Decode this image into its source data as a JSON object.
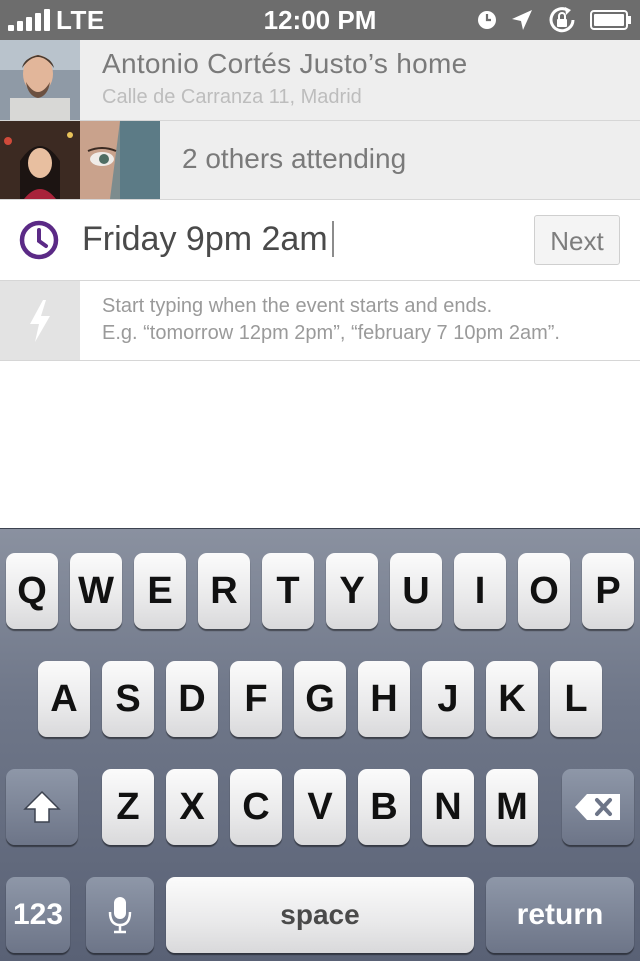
{
  "status_bar": {
    "carrier": "LTE",
    "time": "12:00 PM"
  },
  "host": {
    "name": "Antonio Cortés Justo’s home",
    "address": "Calle de Carranza 11, Madrid"
  },
  "attendees": {
    "summary": "2 others attending"
  },
  "time_input": {
    "value": "Friday 9pm 2am",
    "next_label": "Next"
  },
  "hint": {
    "line1": "Start typing when the event starts and ends.",
    "line2": "E.g. “tomorrow 12pm 2pm”, “february 7 10pm 2am”."
  },
  "colors": {
    "accent": "#5b2a86",
    "status_bar": "#6d6d6d",
    "row_bg": "#eeeeee"
  },
  "keyboard": {
    "row1": [
      "Q",
      "W",
      "E",
      "R",
      "T",
      "Y",
      "U",
      "I",
      "O",
      "P"
    ],
    "row2": [
      "A",
      "S",
      "D",
      "F",
      "G",
      "H",
      "J",
      "K",
      "L"
    ],
    "row3": [
      "Z",
      "X",
      "C",
      "V",
      "B",
      "N",
      "M"
    ],
    "numbers_label": "123",
    "space_label": "space",
    "return_label": "return",
    "shift_icon": "shift-icon",
    "delete_icon": "delete-icon",
    "mic_icon": "microphone-icon"
  }
}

-=-=-

# To do:
Write out all the entries exactly, except for the pictures.

# The completed task:
Decode this image into its source data as a JSON object.
{
  "status_bar": {
    "carrier": "LTE",
    "time": "12:00 PM"
  },
  "host": {
    "name": "Antonio Cortés Justo’s home",
    "address": "Calle de Carranza 11, Madrid"
  },
  "attendees": {
    "summary": "2 others attending"
  },
  "time_input": {
    "value": "Friday 9pm 2am",
    "next_label": "Next"
  },
  "hint": {
    "line1": "Start typing when the event starts and ends.",
    "line2": "E.g. “tomorrow 12pm 2pm”, “february 7 10pm 2am”."
  },
  "colors": {
    "accent": "#5b2a86",
    "status_bar": "#6d6d6d",
    "row_bg": "#eeeeee"
  },
  "keyboard": {
    "row1": [
      "Q",
      "W",
      "E",
      "R",
      "T",
      "Y",
      "U",
      "I",
      "O",
      "P"
    ],
    "row2": [
      "A",
      "S",
      "D",
      "F",
      "G",
      "H",
      "J",
      "K",
      "L"
    ],
    "row3": [
      "Z",
      "X",
      "C",
      "V",
      "B",
      "N",
      "M"
    ],
    "numbers_label": "123",
    "space_label": "space",
    "return_label": "return",
    "shift_icon": "shift-icon",
    "delete_icon": "delete-icon",
    "mic_icon": "microphone-icon"
  }
}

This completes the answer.